Exercises to complete:
- A) Answer these questions from the jellyfish passage, one answer a line, marked the same way:
(i) Which two kinds of fish were being caught alongside the jellyfish?
(ii) How old is Taiichiro Hamano?
(iii) About how many jellyfish species are there?
- B) Please list every kind of animal other than jellyfish that the jellyfish passage names.

Passage to read:
Within minutes, hundreds more were being hauled up, a pulsating mass crowding out the catch of mackerel and sea bass.

The fishermen leaned into the nets, grunting and grumbling as they tossed the translucent jellyfish back into the bay, giants weighing up to 200 kg, marine invaders that are putting the men's livelihoods at risk.

The venom of the Nomura, the world's largest jellyfish, a creature up to 2 metres in diameter, can ruin a whole day's catch by tainting or killing fish stung when ensnared with them in the maze of nets here in northwest Japan's Wakasa Bay.

"Some fishermen have just stopped fishing," said Taiichiro Hamano, 67. "When you pull in the nets and see jellyfish, you get depressed."

This year's jellyfish swarm is one of the worst he has seen, Hamano said. Once considered a rarity occurring every 40 years, they are now an almost annual occurrence along several thousand kilometres of Japanese coast, and far beyond Japan.

Scientists believe climate change - the warming of oceans - has allowed some of the almost 2000 jellyfish species to expand their ranges, appear earlier in the year and increase overall numbers, much as warming has helped ticks, bark beetles and other pests to spread to new latitudes.

Data supplied:
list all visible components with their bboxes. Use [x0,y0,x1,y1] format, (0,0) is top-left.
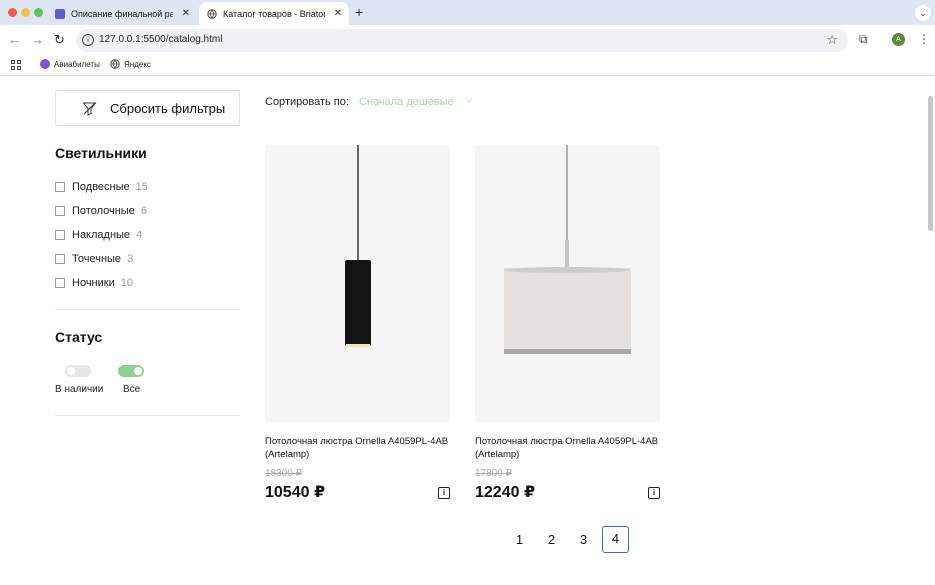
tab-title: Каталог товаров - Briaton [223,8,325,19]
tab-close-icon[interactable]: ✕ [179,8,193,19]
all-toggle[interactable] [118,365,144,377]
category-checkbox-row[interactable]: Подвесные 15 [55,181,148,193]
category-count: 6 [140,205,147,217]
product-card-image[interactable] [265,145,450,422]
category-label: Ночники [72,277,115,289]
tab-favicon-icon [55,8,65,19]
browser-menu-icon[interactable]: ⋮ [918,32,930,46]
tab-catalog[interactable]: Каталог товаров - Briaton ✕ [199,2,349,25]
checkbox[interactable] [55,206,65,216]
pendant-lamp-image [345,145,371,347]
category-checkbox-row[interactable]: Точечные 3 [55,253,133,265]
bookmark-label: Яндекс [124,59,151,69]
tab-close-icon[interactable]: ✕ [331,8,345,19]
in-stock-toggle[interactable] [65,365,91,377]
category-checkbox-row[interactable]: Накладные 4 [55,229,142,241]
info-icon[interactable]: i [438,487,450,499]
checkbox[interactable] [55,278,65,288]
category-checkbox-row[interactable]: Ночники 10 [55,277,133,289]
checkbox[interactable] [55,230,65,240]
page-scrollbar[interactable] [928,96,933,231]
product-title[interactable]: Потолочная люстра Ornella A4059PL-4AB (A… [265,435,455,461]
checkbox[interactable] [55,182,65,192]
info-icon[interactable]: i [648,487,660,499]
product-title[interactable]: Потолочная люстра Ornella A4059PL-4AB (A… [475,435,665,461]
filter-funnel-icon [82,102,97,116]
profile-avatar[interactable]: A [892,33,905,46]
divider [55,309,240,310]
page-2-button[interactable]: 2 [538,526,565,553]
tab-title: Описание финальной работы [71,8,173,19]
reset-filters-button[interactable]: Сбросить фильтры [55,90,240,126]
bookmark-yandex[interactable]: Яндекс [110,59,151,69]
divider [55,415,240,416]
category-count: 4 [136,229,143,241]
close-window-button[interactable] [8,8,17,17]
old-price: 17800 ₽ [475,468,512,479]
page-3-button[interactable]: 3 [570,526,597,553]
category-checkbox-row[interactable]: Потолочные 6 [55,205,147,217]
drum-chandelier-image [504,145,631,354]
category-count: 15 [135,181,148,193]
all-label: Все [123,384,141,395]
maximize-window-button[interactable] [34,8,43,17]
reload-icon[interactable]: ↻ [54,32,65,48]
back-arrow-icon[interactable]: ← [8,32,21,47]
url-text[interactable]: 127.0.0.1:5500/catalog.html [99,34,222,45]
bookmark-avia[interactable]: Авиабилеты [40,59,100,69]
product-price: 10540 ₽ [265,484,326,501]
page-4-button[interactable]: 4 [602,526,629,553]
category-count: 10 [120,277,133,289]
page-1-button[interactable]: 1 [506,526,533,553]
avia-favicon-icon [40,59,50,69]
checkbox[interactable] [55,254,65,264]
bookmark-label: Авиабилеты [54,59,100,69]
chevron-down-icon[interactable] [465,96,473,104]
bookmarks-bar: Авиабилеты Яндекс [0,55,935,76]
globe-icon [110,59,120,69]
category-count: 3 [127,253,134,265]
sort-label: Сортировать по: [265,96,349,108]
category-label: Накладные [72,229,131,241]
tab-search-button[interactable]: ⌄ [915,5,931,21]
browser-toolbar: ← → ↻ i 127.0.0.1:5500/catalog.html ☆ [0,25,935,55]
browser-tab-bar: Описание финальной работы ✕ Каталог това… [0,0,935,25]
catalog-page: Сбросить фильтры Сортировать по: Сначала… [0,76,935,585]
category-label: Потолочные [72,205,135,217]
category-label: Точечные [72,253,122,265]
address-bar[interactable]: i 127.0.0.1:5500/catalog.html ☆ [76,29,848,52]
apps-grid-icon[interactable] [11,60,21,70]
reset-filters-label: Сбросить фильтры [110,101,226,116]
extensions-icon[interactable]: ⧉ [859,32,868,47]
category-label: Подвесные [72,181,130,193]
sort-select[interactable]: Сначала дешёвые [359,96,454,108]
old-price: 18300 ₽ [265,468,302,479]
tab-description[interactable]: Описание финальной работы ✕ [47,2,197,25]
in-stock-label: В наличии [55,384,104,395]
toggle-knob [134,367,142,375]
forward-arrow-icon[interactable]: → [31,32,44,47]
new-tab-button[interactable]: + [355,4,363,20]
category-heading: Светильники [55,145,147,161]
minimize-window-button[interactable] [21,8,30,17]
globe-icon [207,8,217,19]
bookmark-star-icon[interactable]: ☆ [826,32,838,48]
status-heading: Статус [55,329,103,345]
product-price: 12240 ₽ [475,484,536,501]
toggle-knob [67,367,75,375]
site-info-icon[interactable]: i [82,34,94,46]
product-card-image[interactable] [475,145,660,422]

Written responses:
- A)
(i) Mackerel and sea bass
(ii) 67
(iii) Almost 2000

- B)
Mackerel
Sea bass
Ticks
Bark beetles